*** Record extracts
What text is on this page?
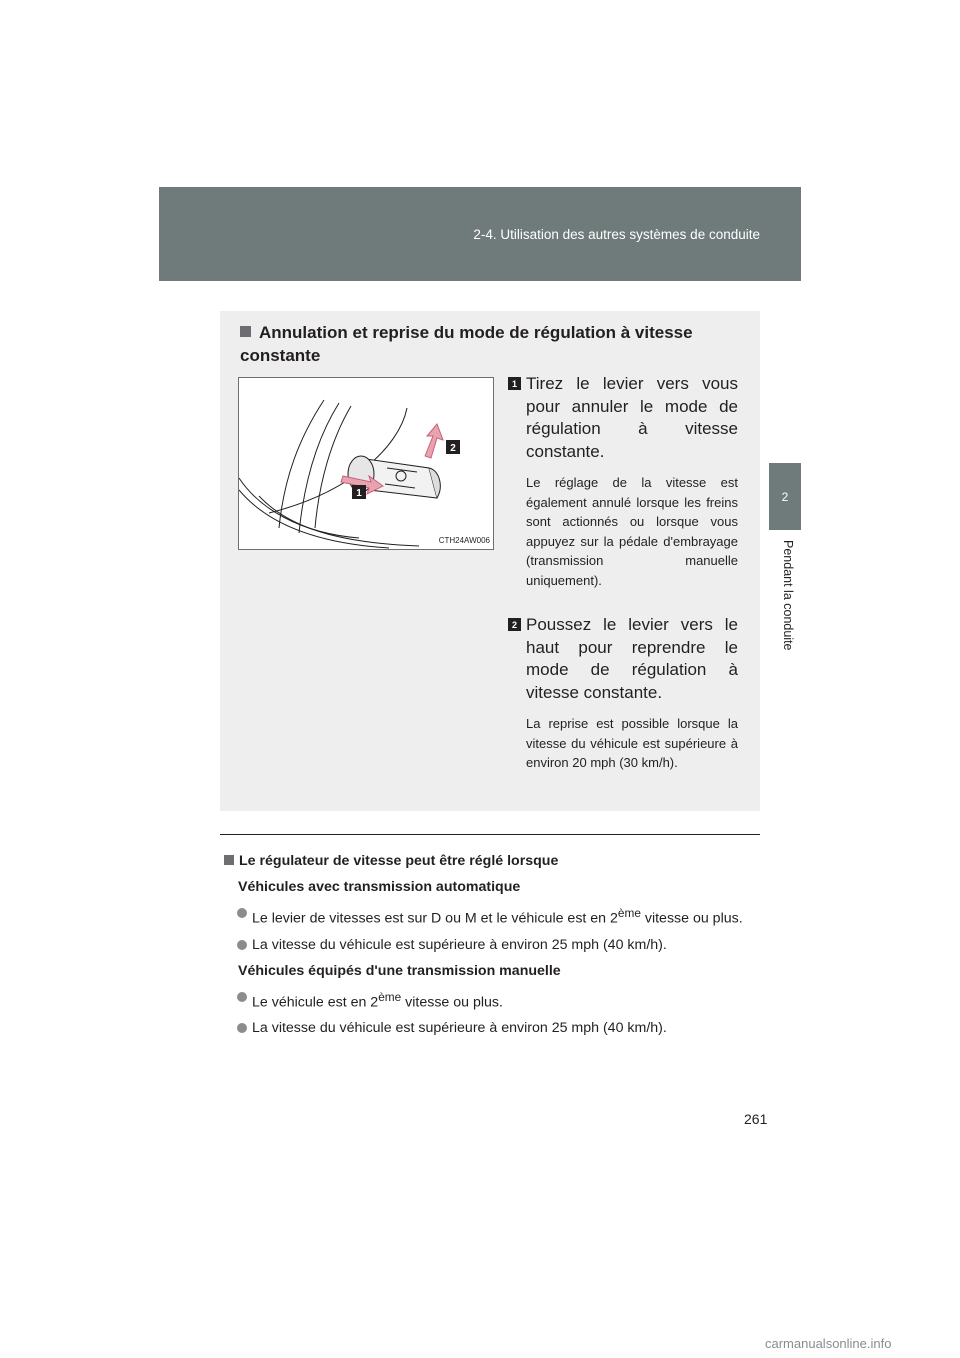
2-4. Utilisation des autres systèmes de conduite
2
Pendant la conduite
Annulation et reprise du mode de régulation à vitesse constante
1
2
CTH24AW006
1 Tirez le levier vers vous pour annuler le mode de régulation à vitesse constante.
Le réglage de la vitesse est également annulé lorsque les freins sont actionnés ou lorsque vous appuyez sur la pédale d'embrayage (transmission manuelle uniquement).
2 Poussez le levier vers le haut pour reprendre le mode de régulation à vitesse constante.
La reprise est possible lorsque la vitesse du véhicule est supérieure à environ 20 mph (30 km/h).
Le régulateur de vitesse peut être réglé lorsque
Véhicules avec transmission automatique
Le levier de vitesses est sur D ou M et le véhicule est en 2ème vitesse ou plus.
La vitesse du véhicule est supérieure à environ 25 mph (40 km/h).
Véhicules équipés d'une transmission manuelle
Le véhicule est en 2ème vitesse ou plus.
La vitesse du véhicule est supérieure à environ 25 mph (40 km/h).
261
carmanualsonline.info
******
Required task — Above are several records. Count the lines among them that contain "vers" and give only the total.

Complete response — 2